** TASK TO COMPLETE **
Exactly reproduce the lines that follow.

** MATERIAL **
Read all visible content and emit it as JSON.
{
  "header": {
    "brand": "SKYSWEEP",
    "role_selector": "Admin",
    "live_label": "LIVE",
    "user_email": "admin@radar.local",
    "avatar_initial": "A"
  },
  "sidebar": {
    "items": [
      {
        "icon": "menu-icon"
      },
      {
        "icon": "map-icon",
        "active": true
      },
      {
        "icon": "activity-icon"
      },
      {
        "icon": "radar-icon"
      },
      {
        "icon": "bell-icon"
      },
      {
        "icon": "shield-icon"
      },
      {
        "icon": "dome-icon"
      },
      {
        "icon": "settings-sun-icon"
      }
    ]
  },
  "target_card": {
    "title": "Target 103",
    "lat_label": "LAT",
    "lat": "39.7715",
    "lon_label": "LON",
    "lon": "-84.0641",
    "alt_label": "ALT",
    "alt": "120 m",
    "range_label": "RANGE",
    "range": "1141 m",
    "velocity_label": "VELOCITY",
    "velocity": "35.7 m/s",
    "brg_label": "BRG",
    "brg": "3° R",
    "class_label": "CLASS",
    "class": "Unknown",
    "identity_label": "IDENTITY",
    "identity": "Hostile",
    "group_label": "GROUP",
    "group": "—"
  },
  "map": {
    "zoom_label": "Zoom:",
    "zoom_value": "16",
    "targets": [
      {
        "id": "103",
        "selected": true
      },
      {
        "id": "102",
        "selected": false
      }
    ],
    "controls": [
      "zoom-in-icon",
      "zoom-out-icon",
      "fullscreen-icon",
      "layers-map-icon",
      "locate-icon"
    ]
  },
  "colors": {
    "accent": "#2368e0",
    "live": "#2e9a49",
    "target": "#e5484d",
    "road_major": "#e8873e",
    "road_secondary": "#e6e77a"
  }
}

** TASK ANSWER **
Read all visible content and emit it as JSON.
{
  "header": {
    "brand": "SKYSWEEP",
    "role_selector": "Admin",
    "live_label": "LIVE",
    "user_email": "admin@radar.local",
    "avatar_initial": "A"
  },
  "sidebar": {
    "items": [
      {
        "icon": "menu-icon"
      },
      {
        "icon": "map-icon",
        "active": true
      },
      {
        "icon": "activity-icon"
      },
      {
        "icon": "radar-icon"
      },
      {
        "icon": "bell-icon"
      },
      {
        "icon": "shield-icon"
      },
      {
        "icon": "dome-icon"
      },
      {
        "icon": "settings-sun-icon"
      }
    ]
  },
  "target_card": {
    "title": "Target 103",
    "lat_label": "LAT",
    "lat": "39.7715",
    "lon_label": "LON",
    "lon": "-84.0641",
    "alt_label": "ALT",
    "alt": "120 m",
    "range_label": "RANGE",
    "range": "1141 m",
    "velocity_label": "VELOCITY",
    "velocity": "35.7 m/s",
    "brg_label": "BRG",
    "brg": "3° R",
    "class_label": "CLASS",
    "class": "Unknown",
    "identity_label": "IDENTITY",
    "identity": "Hostile",
    "group_label": "GROUP",
    "group": "—"
  },
  "map": {
    "zoom_label": "Zoom:",
    "zoom_value": "16",
    "targets": [
      {
        "id": "103",
        "selected": true
      },
      {
        "id": "102",
        "selected": false
      }
    ],
    "controls": [
      "zoom-in-icon",
      "zoom-out-icon",
      "fullscreen-icon",
      "layers-map-icon",
      "locate-icon"
    ]
  },
  "colors": {
    "accent": "#2368e0",
    "live": "#2e9a49",
    "target": "#e5484d",
    "road_major": "#e8873e",
    "road_secondary": "#e6e77a"
  }
}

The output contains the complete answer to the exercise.